Across the entries, how many lines have the string "interest" in them? Reply with only a number.

>> start Listing

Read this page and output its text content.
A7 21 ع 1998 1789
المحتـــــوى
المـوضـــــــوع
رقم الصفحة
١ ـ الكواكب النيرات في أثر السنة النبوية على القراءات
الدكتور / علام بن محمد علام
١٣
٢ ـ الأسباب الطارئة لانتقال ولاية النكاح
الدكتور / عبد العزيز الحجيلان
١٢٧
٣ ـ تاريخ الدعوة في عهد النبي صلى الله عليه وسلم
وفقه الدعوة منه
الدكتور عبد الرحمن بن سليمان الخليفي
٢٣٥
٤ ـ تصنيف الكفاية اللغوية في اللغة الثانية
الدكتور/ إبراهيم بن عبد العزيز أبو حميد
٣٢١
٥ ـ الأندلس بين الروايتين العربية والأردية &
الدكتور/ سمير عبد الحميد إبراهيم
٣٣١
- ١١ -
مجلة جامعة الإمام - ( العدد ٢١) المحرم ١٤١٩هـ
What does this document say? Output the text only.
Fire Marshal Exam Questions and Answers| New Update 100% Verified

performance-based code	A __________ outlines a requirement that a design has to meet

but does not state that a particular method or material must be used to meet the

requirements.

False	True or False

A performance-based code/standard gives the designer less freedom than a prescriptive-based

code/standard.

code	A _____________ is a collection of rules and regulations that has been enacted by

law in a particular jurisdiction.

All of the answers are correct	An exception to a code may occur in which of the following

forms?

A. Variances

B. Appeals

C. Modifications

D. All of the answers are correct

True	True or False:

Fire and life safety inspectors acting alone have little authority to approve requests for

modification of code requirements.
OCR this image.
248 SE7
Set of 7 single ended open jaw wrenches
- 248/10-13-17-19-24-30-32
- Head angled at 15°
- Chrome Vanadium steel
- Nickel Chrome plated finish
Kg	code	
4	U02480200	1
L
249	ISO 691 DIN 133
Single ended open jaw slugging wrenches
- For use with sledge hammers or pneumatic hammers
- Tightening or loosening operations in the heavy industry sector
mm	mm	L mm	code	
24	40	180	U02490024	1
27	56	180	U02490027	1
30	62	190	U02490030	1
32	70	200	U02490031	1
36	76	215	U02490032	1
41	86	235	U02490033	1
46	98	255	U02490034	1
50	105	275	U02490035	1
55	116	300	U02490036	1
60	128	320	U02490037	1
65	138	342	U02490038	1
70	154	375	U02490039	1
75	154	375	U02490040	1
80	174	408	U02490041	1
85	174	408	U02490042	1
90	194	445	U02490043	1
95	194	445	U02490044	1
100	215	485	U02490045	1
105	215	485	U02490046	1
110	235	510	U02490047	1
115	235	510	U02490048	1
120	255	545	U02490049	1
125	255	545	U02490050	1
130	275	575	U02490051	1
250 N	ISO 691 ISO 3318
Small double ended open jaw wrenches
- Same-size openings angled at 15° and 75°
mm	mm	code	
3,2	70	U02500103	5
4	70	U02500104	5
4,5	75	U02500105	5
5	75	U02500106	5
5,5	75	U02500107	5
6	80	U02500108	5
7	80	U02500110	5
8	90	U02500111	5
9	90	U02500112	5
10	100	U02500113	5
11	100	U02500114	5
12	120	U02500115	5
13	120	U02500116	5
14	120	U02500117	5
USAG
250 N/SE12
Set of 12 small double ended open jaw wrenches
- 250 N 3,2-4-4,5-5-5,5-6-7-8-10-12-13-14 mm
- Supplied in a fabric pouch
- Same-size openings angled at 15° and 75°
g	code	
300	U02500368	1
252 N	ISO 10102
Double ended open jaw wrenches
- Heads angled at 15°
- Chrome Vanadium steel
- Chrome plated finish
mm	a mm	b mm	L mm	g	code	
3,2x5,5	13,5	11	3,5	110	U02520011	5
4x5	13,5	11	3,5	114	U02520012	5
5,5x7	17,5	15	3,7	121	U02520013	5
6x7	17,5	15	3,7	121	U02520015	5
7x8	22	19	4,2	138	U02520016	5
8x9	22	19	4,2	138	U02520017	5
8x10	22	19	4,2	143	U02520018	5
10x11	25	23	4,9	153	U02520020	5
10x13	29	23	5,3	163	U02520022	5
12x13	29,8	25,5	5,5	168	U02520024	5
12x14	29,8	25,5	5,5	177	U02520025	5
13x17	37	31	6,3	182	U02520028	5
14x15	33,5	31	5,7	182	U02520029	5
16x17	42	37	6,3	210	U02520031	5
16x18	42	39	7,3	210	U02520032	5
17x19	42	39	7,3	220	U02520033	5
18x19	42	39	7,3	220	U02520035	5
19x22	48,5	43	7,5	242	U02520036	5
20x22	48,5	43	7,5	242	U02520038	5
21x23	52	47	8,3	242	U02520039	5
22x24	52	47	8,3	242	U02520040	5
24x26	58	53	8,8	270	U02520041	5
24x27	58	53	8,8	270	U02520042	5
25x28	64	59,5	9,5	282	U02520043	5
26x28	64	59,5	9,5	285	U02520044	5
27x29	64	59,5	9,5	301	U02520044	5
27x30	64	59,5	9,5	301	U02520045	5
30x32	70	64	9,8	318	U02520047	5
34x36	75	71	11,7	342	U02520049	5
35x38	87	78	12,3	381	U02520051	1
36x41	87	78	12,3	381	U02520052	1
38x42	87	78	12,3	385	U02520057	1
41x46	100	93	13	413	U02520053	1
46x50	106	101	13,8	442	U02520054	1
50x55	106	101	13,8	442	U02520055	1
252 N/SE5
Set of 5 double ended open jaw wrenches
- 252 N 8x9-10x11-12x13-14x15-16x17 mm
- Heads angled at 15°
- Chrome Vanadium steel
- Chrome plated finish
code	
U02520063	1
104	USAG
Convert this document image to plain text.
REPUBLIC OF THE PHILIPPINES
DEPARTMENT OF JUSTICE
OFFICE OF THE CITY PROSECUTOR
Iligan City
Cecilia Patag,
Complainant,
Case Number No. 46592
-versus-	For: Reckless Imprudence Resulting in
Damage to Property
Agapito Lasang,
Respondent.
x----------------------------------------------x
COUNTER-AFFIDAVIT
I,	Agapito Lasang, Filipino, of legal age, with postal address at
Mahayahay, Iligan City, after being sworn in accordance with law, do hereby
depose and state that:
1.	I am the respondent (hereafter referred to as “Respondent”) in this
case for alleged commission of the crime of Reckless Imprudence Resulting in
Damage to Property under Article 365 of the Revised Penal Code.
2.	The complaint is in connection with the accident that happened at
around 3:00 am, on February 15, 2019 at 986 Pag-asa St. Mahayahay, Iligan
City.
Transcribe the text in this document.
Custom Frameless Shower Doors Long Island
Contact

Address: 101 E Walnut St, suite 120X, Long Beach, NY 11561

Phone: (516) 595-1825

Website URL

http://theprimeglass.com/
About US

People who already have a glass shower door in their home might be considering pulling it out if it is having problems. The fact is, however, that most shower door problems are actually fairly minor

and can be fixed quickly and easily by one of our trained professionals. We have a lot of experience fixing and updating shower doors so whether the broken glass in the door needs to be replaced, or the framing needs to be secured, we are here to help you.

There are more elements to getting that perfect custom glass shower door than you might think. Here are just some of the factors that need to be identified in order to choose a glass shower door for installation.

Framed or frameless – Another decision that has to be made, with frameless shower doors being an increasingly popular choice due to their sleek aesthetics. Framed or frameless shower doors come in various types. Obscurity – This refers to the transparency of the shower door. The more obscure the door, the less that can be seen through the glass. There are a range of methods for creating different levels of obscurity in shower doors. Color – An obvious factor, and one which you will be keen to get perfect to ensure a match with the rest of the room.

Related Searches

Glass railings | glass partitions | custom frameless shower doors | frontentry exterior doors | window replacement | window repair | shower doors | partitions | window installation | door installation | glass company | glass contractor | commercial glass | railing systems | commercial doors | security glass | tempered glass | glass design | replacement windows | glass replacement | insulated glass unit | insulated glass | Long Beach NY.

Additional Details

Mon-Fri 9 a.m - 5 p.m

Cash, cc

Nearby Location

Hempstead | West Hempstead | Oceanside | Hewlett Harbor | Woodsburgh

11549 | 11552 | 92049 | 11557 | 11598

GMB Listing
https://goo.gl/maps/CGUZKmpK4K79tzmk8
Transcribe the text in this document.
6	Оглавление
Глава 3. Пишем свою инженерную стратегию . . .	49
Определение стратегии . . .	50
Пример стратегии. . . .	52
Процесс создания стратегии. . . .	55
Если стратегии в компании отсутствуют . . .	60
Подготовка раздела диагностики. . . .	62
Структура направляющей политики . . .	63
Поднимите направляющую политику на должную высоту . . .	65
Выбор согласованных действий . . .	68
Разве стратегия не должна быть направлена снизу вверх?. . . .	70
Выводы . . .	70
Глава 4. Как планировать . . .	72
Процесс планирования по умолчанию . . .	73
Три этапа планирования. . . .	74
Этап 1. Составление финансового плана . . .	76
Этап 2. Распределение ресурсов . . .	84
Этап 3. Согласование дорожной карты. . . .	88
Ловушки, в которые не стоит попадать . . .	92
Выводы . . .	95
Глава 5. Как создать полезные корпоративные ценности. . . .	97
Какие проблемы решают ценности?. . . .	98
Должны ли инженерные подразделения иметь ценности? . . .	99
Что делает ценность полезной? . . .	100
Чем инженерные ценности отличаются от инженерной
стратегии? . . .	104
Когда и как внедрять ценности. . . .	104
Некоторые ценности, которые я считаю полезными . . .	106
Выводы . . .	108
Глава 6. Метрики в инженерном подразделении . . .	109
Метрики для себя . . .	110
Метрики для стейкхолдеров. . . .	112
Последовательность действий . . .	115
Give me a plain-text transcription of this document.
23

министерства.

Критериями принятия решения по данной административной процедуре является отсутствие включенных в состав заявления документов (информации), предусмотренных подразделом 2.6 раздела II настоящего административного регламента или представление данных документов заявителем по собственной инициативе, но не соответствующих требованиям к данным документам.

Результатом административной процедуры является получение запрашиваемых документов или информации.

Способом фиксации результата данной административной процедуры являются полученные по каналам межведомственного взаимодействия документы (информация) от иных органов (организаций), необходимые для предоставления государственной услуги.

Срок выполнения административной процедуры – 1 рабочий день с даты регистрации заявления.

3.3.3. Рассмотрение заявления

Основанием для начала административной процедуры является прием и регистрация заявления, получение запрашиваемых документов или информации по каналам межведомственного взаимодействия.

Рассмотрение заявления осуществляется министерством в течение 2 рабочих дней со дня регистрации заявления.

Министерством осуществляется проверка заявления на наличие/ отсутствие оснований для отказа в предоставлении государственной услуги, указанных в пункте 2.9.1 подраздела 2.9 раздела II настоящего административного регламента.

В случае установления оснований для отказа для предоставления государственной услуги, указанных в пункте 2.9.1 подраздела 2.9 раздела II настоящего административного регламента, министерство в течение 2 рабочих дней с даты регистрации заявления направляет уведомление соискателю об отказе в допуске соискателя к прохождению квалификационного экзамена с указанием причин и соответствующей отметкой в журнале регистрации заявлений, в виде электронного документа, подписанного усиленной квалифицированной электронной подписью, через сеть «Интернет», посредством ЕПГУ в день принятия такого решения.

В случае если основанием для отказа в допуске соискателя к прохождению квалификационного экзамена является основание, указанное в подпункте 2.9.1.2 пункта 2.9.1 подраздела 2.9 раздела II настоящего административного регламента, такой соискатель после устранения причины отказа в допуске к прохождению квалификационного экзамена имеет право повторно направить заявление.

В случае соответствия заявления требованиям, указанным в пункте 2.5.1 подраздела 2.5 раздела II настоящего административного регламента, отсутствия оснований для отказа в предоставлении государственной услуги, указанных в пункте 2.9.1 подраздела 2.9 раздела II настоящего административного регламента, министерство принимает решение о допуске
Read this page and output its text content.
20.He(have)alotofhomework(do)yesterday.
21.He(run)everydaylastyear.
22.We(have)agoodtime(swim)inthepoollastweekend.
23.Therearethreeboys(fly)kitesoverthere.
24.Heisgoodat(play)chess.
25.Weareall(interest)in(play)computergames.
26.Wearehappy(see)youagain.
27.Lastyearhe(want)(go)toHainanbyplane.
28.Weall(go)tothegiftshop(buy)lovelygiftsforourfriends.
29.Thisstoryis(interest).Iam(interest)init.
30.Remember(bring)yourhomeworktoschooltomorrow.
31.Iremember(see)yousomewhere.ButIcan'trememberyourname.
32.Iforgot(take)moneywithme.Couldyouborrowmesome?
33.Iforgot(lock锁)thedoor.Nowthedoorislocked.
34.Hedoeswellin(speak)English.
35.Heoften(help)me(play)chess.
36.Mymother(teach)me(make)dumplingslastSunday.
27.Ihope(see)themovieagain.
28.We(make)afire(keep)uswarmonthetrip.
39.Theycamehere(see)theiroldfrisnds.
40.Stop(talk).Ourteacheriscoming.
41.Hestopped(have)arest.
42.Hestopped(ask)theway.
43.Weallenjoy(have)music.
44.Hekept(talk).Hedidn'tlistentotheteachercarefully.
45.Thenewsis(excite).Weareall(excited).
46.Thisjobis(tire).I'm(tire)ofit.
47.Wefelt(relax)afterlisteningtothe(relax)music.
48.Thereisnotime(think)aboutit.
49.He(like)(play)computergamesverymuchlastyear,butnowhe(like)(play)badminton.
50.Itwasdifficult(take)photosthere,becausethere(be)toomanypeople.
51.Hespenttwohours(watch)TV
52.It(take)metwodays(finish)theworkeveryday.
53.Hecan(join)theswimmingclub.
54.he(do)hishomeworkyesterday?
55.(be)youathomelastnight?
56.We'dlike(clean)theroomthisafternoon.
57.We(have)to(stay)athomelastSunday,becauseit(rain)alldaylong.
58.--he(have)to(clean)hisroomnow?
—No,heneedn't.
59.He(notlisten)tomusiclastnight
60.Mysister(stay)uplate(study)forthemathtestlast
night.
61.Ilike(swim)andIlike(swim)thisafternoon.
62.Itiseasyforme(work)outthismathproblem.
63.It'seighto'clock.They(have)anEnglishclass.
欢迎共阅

>> end Listing

Response to this task -
2